Which lines below hold the word "marker"? Report each one.

### DATASET ROWS

"""

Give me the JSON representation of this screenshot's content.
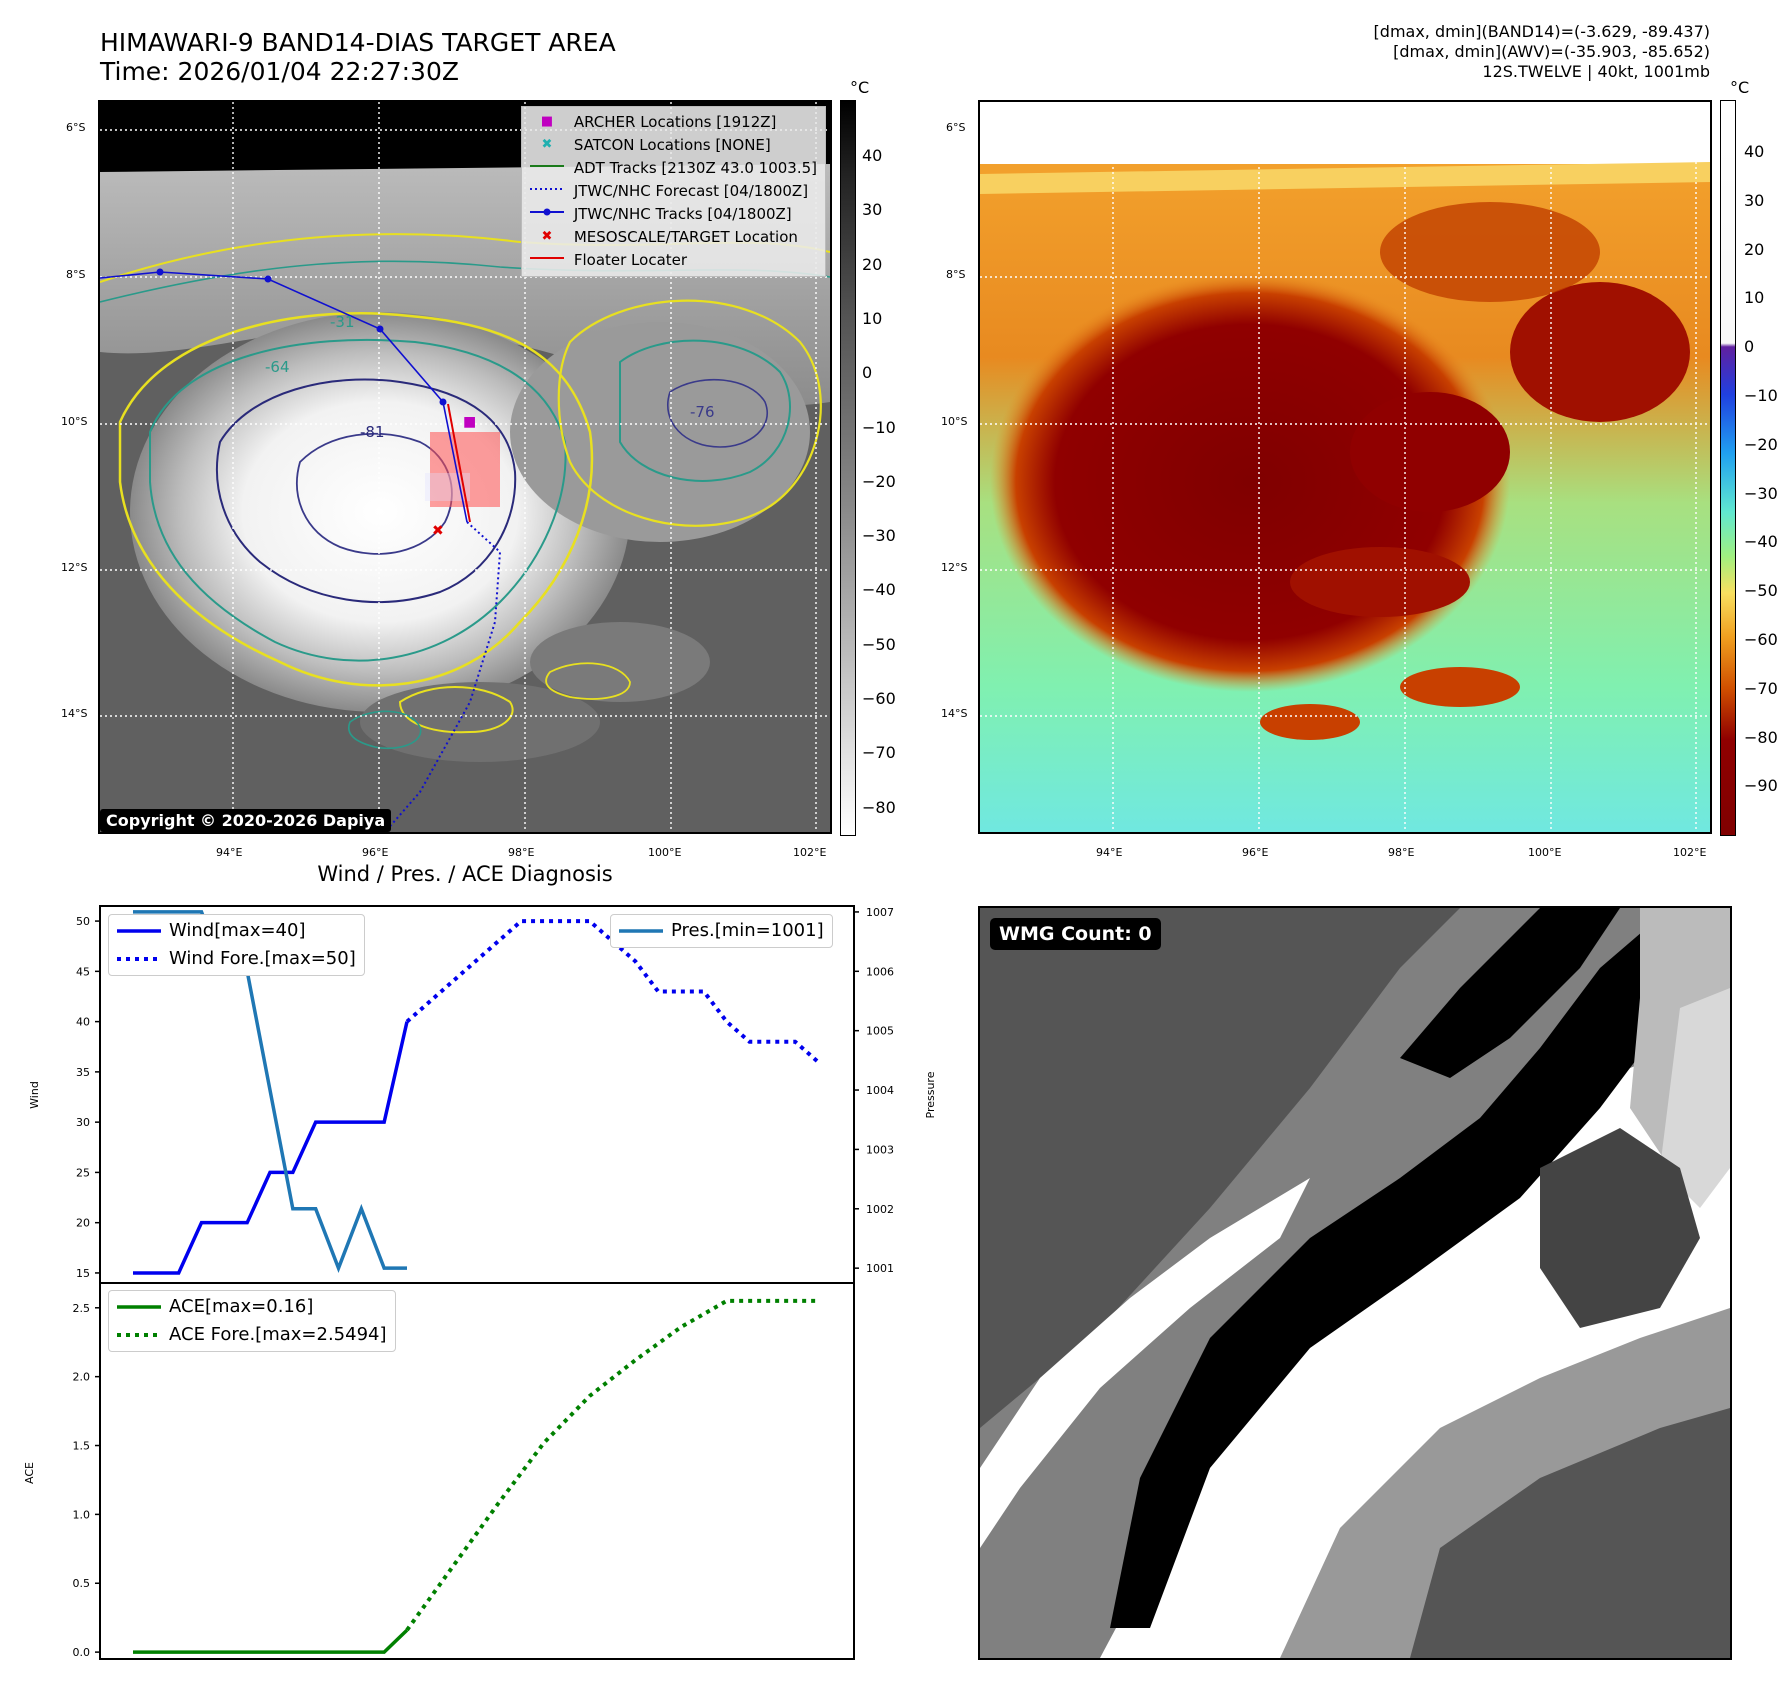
{
  "header": {
    "title_line1": "HIMAWARI-9 BAND14-DIAS TARGET AREA",
    "title_line2": "Time: 2026/01/04 22:27:30Z",
    "info_line1": "[dmax, dmin](BAND14)=(-3.629, -89.437)",
    "info_line2": "[dmax, dmin](AWV)=(-35.903, -85.652)",
    "info_line3": "12S.TWELVE | 40kt, 1001mb"
  },
  "map": {
    "lat_labels": [
      "6°S",
      "8°S",
      "10°S",
      "12°S",
      "14°S"
    ],
    "lon_labels": [
      "94°E",
      "96°E",
      "98°E",
      "100°E",
      "102°E"
    ],
    "copyright": "Copyright © 2020-2026 Dapiya",
    "contour_labels": [
      "-31",
      "-64",
      "-76",
      "-81"
    ],
    "legend": [
      {
        "label": "ARCHER Locations [1912Z]",
        "color": "#c000c0",
        "marker": "■"
      },
      {
        "label": "SATCON Locations [NONE]",
        "color": "#20b0b0",
        "marker": "✖"
      },
      {
        "label": "ADT Tracks [2130Z 43.0 1003.5]",
        "color": "#1a7a1a",
        "marker": "line"
      },
      {
        "label": "JTWC/NHC Forecast [04/1800Z]",
        "color": "#1010d0",
        "marker": "dotted"
      },
      {
        "label": "JTWC/NHC Tracks [04/1800Z]",
        "color": "#1010d0",
        "marker": "line-dot"
      },
      {
        "label": "MESOSCALE/TARGET Location",
        "color": "#e00000",
        "marker": "✖"
      },
      {
        "label": "Floater Locater",
        "color": "#e00000",
        "marker": "line"
      }
    ]
  },
  "colorbar_left": {
    "unit": "°C",
    "ticks": [
      "40",
      "30",
      "20",
      "10",
      "0",
      "−10",
      "−20",
      "−30",
      "−40",
      "−50",
      "−60",
      "−70",
      "−80"
    ]
  },
  "colorbar_right": {
    "unit": "°C",
    "ticks": [
      "40",
      "30",
      "20",
      "10",
      "0",
      "−10",
      "−20",
      "−30",
      "−40",
      "−50",
      "−60",
      "−70",
      "−80",
      "−90"
    ]
  },
  "chart_data": [
    {
      "type": "line",
      "title": "Wind / Pres. / ACE Diagnosis",
      "ylabel": "Wind",
      "ylabel_right": "Pressure",
      "ylim": [
        14,
        51.5
      ],
      "ylim_right": [
        1000.75,
        1007.1
      ],
      "wind_ticks": [
        15,
        20,
        25,
        30,
        35,
        40,
        45,
        50
      ],
      "pres_ticks": [
        1001,
        1002,
        1003,
        1004,
        1005,
        1006,
        1007
      ],
      "x_count": 31,
      "series": [
        {
          "name": "Wind",
          "label": "Wind[max=40]",
          "color": "#0000ee",
          "style": "solid",
          "x": [
            0,
            2,
            3,
            5,
            6,
            7,
            8,
            9,
            10,
            11,
            12
          ],
          "values": [
            15,
            15,
            20,
            20,
            25,
            25,
            30,
            30,
            30,
            30,
            40
          ]
        },
        {
          "name": "Wind Fore.",
          "label": "Wind Fore.[max=50]",
          "color": "#0000ee",
          "style": "dotted",
          "x": [
            12,
            13,
            14,
            15,
            16,
            17,
            18,
            19,
            20,
            21,
            22,
            23,
            24,
            25,
            26,
            27,
            28,
            29,
            30
          ],
          "values": [
            40,
            42,
            44,
            46,
            48,
            50,
            50,
            50,
            50,
            48,
            46,
            43,
            43,
            43,
            40,
            38,
            38,
            38,
            36
          ]
        },
        {
          "name": "Pres.",
          "label": "Pres.[min=1001]",
          "color": "#1f77b4",
          "style": "solid",
          "axis": "right",
          "x": [
            0,
            1,
            2,
            3,
            4,
            5,
            6,
            7,
            8,
            9,
            10,
            11,
            12
          ],
          "values": [
            1007,
            1007,
            1007,
            1007,
            1006,
            1006,
            1004,
            1002,
            1002,
            1001,
            1002,
            1001,
            1001
          ]
        }
      ]
    },
    {
      "type": "line",
      "ylabel": "ACE",
      "ylim": [
        -0.05,
        2.68
      ],
      "ace_ticks": [
        "0.0",
        "0.5",
        "1.0",
        "1.5",
        "2.0",
        "2.5"
      ],
      "x_count": 31,
      "series": [
        {
          "name": "ACE",
          "label": "ACE[max=0.16]",
          "color": "#008000",
          "style": "solid",
          "x": [
            0,
            11,
            12
          ],
          "values": [
            0,
            0,
            0.16
          ]
        },
        {
          "name": "ACE Fore.",
          "label": "ACE Fore.[max=2.5494]",
          "color": "#008000",
          "style": "dotted",
          "x": [
            12,
            14,
            16,
            18,
            20,
            22,
            24,
            26,
            28,
            30
          ],
          "values": [
            0.16,
            0.62,
            1.08,
            1.52,
            1.86,
            2.12,
            2.36,
            2.55,
            2.55,
            2.55
          ]
        }
      ]
    }
  ],
  "wmg": {
    "label": "WMG Count: 0"
  }
}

"""

### SOLVED PROBLEM
        "marker": "■"
        "marker": "✖"
        "marker": "line"
        "marker": "dotted"
        "marker": "line-dot"
        "marker": "✖"
        "marker": "line"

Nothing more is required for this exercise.